**Exercise requirements**.
The entries below should be output exactly as written.

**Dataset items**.
⁂

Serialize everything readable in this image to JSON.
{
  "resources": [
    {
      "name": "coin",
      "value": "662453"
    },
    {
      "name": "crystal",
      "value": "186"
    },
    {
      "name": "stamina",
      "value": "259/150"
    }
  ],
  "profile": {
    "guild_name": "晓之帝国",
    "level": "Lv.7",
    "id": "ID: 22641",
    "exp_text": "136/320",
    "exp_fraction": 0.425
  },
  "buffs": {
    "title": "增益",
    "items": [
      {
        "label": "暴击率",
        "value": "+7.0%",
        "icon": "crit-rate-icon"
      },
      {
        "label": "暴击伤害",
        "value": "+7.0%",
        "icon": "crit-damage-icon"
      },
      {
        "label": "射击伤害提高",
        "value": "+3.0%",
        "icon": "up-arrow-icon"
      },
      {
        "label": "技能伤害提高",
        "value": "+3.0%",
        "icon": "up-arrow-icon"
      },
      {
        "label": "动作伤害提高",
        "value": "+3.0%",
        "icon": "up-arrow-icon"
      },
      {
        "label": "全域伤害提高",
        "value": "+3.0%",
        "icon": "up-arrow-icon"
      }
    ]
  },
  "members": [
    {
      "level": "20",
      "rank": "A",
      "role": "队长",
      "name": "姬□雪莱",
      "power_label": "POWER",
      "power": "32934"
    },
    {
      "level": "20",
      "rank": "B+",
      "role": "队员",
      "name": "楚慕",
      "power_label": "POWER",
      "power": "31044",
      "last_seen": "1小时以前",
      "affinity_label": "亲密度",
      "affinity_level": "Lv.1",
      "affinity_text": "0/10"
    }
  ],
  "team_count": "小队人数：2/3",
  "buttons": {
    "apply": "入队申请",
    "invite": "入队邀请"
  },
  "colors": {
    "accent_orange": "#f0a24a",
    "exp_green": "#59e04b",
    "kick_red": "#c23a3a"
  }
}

⁂

**Written response**.
Serialize everything readable in this image to JSON.
{
  "resources": [
    {
      "name": "coin",
      "value": "662453"
    },
    {
      "name": "crystal",
      "value": "186"
    },
    {
      "name": "stamina",
      "value": "259/150"
    }
  ],
  "profile": {
    "guild_name": "晓之帝国",
    "level": "Lv.7",
    "id": "ID: 22641",
    "exp_text": "136/320",
    "exp_fraction": 0.425
  },
  "buffs": {
    "title": "增益",
    "items": [
      {
        "label": "暴击率",
        "value": "+7.0%",
        "icon": "crit-rate-icon"
      },
      {
        "label": "暴击伤害",
        "value": "+7.0%",
        "icon": "crit-damage-icon"
      },
      {
        "label": "射击伤害提高",
        "value": "+3.0%",
        "icon": "up-arrow-icon"
      },
      {
        "label": "技能伤害提高",
        "value": "+3.0%",
        "icon": "up-arrow-icon"
      },
      {
        "label": "动作伤害提高",
        "value": "+3.0%",
        "icon": "up-arrow-icon"
      },
      {
        "label": "全域伤害提高",
        "value": "+3.0%",
        "icon": "up-arrow-icon"
      }
    ]
  },
  "members": [
    {
      "level": "20",
      "rank": "A",
      "role": "队长",
      "name": "姬□雪莱",
      "power_label": "POWER",
      "power": "32934"
    },
    {
      "level": "20",
      "rank": "B+",
      "role": "队员",
      "name": "楚慕",
      "power_label": "POWER",
      "power": "31044",
      "last_seen": "1小时以前",
      "affinity_label": "亲密度",
      "affinity_level": "Lv.1",
      "affinity_text": "0/10"
    }
  ],
  "team_count": "小队人数：2/3",
  "buttons": {
    "apply": "入队申请",
    "invite": "入队邀请"
  },
  "colors": {
    "accent_orange": "#f0a24a",
    "exp_green": "#59e04b",
    "kick_red": "#c23a3a"
  }
}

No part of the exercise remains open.